What you have to do: Find the number of lines containing the string "monitor" in the data. Answer with the number by itself.

— start of Records for the exercise —

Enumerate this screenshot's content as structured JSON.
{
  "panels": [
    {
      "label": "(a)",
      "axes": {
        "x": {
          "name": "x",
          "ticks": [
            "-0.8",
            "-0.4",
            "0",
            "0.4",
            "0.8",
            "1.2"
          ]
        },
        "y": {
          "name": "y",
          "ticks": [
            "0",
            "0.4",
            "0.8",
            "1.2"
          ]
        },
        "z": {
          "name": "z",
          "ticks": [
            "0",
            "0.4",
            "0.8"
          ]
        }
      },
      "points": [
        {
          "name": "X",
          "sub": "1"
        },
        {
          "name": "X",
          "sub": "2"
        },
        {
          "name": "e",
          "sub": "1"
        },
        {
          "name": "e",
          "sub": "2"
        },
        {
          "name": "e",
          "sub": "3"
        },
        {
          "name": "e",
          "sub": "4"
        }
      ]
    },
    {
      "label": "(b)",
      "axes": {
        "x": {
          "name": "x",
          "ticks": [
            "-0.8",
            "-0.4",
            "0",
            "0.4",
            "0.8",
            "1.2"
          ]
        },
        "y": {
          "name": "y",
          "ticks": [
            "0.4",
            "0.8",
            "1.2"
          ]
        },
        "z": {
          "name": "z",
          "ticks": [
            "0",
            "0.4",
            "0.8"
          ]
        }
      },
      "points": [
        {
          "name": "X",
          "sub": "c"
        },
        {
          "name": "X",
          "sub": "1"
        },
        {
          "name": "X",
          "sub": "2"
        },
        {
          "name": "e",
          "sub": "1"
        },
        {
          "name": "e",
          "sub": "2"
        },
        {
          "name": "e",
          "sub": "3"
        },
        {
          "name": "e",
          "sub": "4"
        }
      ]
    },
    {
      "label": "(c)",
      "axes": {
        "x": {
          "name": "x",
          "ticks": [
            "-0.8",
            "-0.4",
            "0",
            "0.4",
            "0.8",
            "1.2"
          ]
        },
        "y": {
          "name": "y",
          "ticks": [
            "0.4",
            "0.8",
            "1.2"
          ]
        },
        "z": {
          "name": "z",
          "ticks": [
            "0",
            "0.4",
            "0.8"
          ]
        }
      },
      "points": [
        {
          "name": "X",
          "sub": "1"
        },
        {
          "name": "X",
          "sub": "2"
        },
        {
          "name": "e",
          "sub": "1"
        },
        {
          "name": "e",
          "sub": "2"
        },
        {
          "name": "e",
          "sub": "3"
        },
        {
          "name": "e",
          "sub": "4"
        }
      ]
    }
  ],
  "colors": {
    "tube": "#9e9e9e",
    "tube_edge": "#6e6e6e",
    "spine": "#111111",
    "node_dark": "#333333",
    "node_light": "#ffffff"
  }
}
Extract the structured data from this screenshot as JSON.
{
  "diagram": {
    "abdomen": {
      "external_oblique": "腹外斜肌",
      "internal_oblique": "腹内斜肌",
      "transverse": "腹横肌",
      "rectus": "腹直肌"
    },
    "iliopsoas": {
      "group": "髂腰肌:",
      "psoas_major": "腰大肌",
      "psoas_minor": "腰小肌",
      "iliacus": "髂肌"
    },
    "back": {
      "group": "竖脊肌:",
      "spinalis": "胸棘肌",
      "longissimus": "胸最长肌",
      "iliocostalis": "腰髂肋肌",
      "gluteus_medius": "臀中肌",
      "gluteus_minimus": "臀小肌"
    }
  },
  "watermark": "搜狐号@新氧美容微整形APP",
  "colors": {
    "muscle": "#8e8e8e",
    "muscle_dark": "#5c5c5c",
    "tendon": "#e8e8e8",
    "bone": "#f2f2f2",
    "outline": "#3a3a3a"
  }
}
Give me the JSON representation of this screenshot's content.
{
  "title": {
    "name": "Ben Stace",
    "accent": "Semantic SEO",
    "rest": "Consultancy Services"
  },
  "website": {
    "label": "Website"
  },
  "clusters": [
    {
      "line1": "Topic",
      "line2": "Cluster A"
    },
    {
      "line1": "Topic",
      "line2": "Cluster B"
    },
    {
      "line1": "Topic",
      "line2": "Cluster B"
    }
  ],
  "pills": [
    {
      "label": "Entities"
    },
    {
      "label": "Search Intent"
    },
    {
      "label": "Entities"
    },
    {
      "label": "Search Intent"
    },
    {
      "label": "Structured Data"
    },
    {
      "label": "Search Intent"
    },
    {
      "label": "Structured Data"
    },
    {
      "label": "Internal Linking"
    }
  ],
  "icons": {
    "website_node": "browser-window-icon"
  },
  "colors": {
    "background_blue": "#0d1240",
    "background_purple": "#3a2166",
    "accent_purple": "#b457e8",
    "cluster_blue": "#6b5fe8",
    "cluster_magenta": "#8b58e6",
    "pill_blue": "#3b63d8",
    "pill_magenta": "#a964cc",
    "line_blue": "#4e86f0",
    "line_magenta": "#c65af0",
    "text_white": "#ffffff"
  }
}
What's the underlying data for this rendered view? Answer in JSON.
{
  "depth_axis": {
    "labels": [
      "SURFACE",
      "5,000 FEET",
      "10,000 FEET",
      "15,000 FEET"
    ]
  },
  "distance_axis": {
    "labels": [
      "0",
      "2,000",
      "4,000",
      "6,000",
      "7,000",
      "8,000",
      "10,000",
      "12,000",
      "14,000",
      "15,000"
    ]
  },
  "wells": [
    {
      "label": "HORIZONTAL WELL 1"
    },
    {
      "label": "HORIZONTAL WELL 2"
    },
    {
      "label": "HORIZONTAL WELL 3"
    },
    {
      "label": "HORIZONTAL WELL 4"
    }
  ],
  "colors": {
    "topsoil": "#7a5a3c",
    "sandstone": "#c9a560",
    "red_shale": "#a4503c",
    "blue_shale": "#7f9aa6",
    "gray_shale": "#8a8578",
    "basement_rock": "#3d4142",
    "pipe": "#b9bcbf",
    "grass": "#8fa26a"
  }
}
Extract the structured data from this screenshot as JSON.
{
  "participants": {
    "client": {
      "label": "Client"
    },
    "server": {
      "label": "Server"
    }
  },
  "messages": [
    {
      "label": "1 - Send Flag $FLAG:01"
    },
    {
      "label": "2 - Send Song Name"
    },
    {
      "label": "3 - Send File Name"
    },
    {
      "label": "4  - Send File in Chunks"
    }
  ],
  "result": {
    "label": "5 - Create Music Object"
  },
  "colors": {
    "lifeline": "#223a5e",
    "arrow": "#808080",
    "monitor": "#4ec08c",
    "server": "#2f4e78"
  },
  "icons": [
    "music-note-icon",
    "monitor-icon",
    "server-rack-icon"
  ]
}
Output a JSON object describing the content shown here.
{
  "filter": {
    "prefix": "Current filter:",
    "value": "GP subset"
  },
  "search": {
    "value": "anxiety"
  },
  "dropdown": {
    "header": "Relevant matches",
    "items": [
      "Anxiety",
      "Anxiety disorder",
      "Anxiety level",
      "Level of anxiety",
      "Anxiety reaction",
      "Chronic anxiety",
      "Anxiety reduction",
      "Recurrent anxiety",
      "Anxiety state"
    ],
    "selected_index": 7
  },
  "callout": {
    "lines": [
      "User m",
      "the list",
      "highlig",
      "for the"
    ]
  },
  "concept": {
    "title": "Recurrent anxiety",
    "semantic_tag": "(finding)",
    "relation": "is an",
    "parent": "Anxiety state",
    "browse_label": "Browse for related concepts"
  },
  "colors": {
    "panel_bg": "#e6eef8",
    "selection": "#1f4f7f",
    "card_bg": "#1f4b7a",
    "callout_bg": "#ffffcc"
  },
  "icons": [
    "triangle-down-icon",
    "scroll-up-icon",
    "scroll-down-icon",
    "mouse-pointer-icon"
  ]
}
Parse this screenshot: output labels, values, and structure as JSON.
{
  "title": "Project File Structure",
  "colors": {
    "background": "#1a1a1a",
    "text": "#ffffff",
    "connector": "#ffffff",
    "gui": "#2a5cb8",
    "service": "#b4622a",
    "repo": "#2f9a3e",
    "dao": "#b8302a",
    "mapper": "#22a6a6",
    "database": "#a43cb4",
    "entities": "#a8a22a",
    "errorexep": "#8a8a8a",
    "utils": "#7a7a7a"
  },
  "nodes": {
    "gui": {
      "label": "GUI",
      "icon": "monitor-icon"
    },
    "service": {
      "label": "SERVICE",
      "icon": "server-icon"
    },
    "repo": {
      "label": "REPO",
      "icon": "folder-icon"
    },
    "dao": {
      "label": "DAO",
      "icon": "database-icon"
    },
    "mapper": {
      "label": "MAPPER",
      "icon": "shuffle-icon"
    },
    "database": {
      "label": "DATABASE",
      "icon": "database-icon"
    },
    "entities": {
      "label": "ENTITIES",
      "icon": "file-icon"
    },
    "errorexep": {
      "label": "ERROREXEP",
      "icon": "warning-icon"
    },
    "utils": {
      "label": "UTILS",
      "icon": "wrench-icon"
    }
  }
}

— end of Records for the exercise —

Reply: 3